Data extracted from a collection:
# # # #

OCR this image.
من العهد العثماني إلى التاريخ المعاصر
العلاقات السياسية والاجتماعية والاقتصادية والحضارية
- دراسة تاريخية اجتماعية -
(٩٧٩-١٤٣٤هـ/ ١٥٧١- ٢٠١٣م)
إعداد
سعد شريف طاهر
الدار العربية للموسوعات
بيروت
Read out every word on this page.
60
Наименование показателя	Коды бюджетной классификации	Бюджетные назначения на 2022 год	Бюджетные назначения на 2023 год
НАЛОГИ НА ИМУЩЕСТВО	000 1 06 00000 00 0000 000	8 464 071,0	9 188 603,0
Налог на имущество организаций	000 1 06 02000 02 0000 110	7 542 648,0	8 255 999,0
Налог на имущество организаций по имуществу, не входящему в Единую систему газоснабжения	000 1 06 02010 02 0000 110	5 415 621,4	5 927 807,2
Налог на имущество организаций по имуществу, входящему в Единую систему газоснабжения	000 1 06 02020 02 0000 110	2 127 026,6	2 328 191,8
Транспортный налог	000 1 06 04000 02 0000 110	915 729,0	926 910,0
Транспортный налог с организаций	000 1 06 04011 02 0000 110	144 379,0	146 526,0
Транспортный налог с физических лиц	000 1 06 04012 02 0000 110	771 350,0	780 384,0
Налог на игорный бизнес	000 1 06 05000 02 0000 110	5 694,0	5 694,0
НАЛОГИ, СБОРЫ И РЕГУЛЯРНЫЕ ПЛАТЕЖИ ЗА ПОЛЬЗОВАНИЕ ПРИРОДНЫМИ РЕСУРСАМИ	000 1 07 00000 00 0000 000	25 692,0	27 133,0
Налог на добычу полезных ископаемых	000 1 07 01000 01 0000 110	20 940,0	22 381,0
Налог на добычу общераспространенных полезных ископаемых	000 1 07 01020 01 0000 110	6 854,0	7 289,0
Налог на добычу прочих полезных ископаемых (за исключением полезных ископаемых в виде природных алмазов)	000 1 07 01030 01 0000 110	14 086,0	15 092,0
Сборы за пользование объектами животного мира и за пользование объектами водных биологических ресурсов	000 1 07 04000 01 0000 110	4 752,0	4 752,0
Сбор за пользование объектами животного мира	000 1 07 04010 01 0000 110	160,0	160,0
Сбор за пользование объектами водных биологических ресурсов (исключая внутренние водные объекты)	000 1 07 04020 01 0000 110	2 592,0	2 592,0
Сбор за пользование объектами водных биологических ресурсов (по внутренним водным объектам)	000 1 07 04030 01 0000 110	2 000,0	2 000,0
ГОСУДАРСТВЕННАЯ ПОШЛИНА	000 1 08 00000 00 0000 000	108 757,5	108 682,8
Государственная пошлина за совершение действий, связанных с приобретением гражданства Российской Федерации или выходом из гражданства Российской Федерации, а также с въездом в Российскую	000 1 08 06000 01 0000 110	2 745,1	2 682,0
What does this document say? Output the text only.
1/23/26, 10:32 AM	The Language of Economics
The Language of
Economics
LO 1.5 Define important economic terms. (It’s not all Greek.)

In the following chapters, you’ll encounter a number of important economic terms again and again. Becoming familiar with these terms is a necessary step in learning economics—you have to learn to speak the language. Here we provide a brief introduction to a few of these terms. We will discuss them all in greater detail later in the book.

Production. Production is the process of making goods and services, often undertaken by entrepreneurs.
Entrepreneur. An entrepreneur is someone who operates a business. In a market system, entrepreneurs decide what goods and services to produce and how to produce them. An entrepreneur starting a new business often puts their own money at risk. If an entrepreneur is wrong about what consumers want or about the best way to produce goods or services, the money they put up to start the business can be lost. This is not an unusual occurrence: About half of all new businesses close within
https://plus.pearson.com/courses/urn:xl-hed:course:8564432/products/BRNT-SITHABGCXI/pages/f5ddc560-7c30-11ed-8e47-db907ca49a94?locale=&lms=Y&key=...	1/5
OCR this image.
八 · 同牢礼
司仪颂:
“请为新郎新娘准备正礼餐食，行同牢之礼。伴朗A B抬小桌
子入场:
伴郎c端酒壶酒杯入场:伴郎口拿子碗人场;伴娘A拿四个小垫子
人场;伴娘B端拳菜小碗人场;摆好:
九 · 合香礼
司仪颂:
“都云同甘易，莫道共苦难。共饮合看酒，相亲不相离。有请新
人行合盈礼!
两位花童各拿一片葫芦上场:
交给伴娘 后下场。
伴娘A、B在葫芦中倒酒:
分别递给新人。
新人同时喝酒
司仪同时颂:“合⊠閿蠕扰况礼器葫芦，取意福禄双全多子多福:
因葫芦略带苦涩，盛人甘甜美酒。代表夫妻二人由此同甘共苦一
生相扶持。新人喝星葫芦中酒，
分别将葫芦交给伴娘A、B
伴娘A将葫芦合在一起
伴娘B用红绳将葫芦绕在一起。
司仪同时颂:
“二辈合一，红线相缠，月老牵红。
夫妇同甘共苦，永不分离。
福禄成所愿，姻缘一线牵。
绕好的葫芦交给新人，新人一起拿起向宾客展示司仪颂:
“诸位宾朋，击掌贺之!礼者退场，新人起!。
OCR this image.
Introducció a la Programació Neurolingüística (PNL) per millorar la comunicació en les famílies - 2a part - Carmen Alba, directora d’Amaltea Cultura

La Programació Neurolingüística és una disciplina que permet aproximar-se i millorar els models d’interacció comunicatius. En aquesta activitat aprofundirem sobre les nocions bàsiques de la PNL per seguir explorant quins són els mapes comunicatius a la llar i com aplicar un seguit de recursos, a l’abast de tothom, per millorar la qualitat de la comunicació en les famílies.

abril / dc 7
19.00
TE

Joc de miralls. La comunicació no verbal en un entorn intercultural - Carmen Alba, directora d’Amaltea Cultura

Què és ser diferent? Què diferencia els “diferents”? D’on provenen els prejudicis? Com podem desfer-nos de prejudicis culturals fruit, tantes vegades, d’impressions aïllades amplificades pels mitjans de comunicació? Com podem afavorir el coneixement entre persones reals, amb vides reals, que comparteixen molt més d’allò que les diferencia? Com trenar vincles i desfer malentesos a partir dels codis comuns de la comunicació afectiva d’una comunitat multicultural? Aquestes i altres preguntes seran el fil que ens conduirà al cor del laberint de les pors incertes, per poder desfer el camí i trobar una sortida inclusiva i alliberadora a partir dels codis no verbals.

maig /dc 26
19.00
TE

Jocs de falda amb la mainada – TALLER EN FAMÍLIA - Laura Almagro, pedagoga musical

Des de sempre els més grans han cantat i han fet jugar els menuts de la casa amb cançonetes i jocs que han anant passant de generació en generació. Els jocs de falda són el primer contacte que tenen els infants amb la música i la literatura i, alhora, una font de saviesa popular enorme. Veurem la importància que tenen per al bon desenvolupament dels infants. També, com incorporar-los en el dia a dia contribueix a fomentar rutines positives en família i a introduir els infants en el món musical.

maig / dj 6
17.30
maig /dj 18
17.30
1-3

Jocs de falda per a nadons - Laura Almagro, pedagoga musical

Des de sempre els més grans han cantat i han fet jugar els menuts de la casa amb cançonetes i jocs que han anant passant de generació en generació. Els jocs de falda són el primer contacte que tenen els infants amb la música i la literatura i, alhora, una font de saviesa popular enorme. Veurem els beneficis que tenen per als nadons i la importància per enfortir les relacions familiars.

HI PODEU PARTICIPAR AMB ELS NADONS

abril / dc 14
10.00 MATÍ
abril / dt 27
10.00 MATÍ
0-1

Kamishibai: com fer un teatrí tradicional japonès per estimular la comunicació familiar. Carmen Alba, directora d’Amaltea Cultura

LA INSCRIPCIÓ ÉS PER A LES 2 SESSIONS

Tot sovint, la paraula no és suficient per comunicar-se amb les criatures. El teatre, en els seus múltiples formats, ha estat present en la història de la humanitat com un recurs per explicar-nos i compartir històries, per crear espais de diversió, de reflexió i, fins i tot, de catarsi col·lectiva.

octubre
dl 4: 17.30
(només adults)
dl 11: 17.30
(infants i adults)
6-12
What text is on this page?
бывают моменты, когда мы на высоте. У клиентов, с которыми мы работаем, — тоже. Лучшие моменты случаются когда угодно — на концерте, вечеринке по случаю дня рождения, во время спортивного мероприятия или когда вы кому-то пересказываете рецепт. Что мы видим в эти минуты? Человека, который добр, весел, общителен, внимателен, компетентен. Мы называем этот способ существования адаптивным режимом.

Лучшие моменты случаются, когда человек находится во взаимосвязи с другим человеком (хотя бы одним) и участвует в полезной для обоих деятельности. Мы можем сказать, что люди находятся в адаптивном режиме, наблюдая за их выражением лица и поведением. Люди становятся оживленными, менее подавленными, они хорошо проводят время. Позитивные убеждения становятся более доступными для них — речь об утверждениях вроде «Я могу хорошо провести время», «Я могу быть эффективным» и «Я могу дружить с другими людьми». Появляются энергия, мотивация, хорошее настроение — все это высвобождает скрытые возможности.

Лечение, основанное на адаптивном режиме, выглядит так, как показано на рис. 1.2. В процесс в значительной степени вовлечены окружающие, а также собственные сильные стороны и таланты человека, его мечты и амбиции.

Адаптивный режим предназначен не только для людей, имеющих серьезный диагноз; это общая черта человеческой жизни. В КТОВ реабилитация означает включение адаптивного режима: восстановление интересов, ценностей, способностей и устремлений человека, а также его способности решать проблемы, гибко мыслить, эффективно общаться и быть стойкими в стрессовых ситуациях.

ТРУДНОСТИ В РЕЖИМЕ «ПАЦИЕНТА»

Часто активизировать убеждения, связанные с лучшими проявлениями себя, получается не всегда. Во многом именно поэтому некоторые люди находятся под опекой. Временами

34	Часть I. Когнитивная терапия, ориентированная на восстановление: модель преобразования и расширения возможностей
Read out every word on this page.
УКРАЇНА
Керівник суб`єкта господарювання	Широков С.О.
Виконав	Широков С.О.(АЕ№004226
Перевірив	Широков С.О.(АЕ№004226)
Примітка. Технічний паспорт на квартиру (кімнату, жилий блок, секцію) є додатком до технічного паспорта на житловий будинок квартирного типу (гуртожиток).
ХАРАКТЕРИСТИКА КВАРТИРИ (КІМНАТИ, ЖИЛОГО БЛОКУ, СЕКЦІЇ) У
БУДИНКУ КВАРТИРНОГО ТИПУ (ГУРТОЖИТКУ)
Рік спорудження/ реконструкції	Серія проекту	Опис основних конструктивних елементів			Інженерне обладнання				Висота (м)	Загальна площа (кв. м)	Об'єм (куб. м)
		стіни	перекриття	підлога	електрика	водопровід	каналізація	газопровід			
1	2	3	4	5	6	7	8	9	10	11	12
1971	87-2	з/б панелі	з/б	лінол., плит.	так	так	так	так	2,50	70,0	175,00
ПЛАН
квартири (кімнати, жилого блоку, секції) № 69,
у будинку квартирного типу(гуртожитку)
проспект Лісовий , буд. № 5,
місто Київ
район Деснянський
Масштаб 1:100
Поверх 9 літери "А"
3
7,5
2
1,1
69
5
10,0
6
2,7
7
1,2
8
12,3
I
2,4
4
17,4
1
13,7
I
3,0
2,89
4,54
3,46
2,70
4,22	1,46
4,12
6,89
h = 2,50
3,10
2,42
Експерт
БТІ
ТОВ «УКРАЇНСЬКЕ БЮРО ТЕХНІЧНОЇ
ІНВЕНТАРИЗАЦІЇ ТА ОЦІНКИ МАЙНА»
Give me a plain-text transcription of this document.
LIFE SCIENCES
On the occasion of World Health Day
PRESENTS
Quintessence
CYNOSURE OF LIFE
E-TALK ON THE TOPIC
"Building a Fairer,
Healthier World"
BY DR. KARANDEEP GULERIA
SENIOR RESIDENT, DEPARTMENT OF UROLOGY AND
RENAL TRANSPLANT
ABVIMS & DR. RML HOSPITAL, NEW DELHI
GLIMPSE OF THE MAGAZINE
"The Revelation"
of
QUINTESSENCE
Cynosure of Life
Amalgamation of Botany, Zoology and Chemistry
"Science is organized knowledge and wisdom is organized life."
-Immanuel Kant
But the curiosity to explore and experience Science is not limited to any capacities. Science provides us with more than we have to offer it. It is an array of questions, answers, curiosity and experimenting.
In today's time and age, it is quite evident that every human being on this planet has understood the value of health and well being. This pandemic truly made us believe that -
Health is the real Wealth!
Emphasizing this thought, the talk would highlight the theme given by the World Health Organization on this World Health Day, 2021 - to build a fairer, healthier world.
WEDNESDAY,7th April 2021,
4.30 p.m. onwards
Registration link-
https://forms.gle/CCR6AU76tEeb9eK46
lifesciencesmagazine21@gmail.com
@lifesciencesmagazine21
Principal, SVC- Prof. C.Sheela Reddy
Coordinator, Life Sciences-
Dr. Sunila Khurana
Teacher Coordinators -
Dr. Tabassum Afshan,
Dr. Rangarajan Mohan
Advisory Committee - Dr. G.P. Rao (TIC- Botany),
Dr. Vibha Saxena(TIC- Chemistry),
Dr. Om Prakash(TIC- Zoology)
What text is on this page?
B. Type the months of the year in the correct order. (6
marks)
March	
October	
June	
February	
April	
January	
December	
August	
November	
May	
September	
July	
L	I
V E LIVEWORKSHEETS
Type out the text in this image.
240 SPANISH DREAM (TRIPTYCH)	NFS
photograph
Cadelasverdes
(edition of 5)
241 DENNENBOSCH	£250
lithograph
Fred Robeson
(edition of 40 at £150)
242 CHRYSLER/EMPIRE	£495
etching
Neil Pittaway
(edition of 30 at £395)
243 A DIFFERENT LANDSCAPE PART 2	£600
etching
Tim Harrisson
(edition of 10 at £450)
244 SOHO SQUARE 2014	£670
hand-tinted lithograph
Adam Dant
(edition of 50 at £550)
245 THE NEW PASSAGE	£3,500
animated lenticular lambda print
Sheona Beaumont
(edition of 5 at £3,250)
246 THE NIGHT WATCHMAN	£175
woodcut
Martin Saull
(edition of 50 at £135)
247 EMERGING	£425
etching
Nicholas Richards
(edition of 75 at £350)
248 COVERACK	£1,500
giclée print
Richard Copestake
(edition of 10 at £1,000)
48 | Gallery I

# # # #

Problem description: Your task is to extract the lines running from the one with "Type out the text in this image." to the end of the material, inclusive, copying each exactly and adding nothing.

Exercise answer:
Type out the text in this image.
240 SPANISH DREAM (TRIPTYCH)	NFS
photograph
Cadelasverdes
(edition of 5)
241 DENNENBOSCH	£250
lithograph
Fred Robeson
(edition of 40 at £150)
242 CHRYSLER/EMPIRE	£495
etching
Neil Pittaway
(edition of 30 at £395)
243 A DIFFERENT LANDSCAPE PART 2	£600
etching
Tim Harrisson
(edition of 10 at £450)
244 SOHO SQUARE 2014	£670
hand-tinted lithograph
Adam Dant
(edition of 50 at £550)
245 THE NEW PASSAGE	£3,500
animated lenticular lambda print
Sheona Beaumont
(edition of 5 at £3,250)
246 THE NIGHT WATCHMAN	£175
woodcut
Martin Saull
(edition of 50 at £135)
247 EMERGING	£425
etching
Nicholas Richards
(edition of 75 at £350)
248 COVERACK	£1,500
giclée print
Richard Copestake
(edition of 10 at £1,000)
48 | Gallery I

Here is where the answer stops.